**Requirement**: Write the data out again in full, with no departure from the original.

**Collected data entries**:

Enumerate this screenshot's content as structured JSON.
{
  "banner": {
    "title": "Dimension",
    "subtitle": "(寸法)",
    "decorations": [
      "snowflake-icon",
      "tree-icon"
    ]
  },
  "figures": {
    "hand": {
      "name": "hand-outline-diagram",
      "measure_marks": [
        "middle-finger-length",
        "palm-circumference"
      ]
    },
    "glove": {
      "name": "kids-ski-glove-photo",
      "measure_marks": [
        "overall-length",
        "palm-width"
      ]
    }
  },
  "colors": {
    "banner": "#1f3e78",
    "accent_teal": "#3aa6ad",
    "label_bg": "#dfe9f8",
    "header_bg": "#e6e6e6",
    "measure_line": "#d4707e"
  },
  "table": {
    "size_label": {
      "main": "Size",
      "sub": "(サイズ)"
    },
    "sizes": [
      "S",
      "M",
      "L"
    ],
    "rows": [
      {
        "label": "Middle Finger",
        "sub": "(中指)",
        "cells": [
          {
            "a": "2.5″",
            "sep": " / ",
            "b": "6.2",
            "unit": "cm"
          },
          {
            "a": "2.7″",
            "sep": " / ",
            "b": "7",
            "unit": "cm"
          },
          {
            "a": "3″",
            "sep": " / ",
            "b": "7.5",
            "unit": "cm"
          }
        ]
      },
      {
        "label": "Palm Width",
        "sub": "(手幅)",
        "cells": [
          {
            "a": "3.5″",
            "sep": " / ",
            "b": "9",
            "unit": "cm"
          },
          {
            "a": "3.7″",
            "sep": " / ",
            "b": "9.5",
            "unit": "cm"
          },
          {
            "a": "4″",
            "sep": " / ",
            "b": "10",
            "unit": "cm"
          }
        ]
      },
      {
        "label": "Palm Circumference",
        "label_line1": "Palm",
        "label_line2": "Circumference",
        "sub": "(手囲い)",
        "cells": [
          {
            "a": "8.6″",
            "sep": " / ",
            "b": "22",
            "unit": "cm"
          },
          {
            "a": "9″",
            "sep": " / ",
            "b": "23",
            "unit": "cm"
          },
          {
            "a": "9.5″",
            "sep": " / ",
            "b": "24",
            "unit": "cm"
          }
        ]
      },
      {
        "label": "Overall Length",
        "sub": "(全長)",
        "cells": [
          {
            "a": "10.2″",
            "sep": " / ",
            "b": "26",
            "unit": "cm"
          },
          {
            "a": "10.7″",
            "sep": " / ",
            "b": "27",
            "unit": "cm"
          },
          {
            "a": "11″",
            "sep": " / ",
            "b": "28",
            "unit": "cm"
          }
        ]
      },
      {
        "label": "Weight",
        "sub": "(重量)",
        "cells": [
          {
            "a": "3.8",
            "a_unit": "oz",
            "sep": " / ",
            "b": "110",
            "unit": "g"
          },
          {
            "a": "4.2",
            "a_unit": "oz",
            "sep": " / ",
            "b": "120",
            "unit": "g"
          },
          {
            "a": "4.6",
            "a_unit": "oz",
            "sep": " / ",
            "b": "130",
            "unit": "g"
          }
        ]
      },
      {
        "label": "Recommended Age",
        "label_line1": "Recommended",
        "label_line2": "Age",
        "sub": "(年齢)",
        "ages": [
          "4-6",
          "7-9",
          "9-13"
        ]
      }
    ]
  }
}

**Answer to this exercise**:
Enumerate this screenshot's content as structured JSON.
{
  "banner": {
    "title": "Dimension",
    "subtitle": "(寸法)",
    "decorations": [
      "snowflake-icon",
      "tree-icon"
    ]
  },
  "figures": {
    "hand": {
      "name": "hand-outline-diagram",
      "measure_marks": [
        "middle-finger-length",
        "palm-circumference"
      ]
    },
    "glove": {
      "name": "kids-ski-glove-photo",
      "measure_marks": [
        "overall-length",
        "palm-width"
      ]
    }
  },
  "colors": {
    "banner": "#1f3e78",
    "accent_teal": "#3aa6ad",
    "label_bg": "#dfe9f8",
    "header_bg": "#e6e6e6",
    "measure_line": "#d4707e"
  },
  "table": {
    "size_label": {
      "main": "Size",
      "sub": "(サイズ)"
    },
    "sizes": [
      "S",
      "M",
      "L"
    ],
    "rows": [
      {
        "label": "Middle Finger",
        "sub": "(中指)",
        "cells": [
          {
            "a": "2.5″",
            "sep": " / ",
            "b": "6.2",
            "unit": "cm"
          },
          {
            "a": "2.7″",
            "sep": " / ",
            "b": "7",
            "unit": "cm"
          },
          {
            "a": "3″",
            "sep": " / ",
            "b": "7.5",
            "unit": "cm"
          }
        ]
      },
      {
        "label": "Palm Width",
        "sub": "(手幅)",
        "cells": [
          {
            "a": "3.5″",
            "sep": " / ",
            "b": "9",
            "unit": "cm"
          },
          {
            "a": "3.7″",
            "sep": " / ",
            "b": "9.5",
            "unit": "cm"
          },
          {
            "a": "4″",
            "sep": " / ",
            "b": "10",
            "unit": "cm"
          }
        ]
      },
      {
        "label": "Palm Circumference",
        "label_line1": "Palm",
        "label_line2": "Circumference",
        "sub": "(手囲い)",
        "cells": [
          {
            "a": "8.6″",
            "sep": " / ",
            "b": "22",
            "unit": "cm"
          },
          {
            "a": "9″",
            "sep": " / ",
            "b": "23",
            "unit": "cm"
          },
          {
            "a": "9.5″",
            "sep": " / ",
            "b": "24",
            "unit": "cm"
          }
        ]
      },
      {
        "label": "Overall Length",
        "sub": "(全長)",
        "cells": [
          {
            "a": "10.2″",
            "sep": " / ",
            "b": "26",
            "unit": "cm"
          },
          {
            "a": "10.7″",
            "sep": " / ",
            "b": "27",
            "unit": "cm"
          },
          {
            "a": "11″",
            "sep": " / ",
            "b": "28",
            "unit": "cm"
          }
        ]
      },
      {
        "label": "Weight",
        "sub": "(重量)",
        "cells": [
          {
            "a": "3.8",
            "a_unit": "oz",
            "sep": " / ",
            "b": "110",
            "unit": "g"
          },
          {
            "a": "4.2",
            "a_unit": "oz",
            "sep": " / ",
            "b": "120",
            "unit": "g"
          },
          {
            "a": "4.6",
            "a_unit": "oz",
            "sep": " / ",
            "b": "130",
            "unit": "g"
          }
        ]
      },
      {
        "label": "Recommended Age",
        "label_line1": "Recommended",
        "label_line2": "Age",
        "sub": "(年齢)",
        "ages": [
          "4-6",
          "7-9",
          "9-13"
        ]
      }
    ]
  }
}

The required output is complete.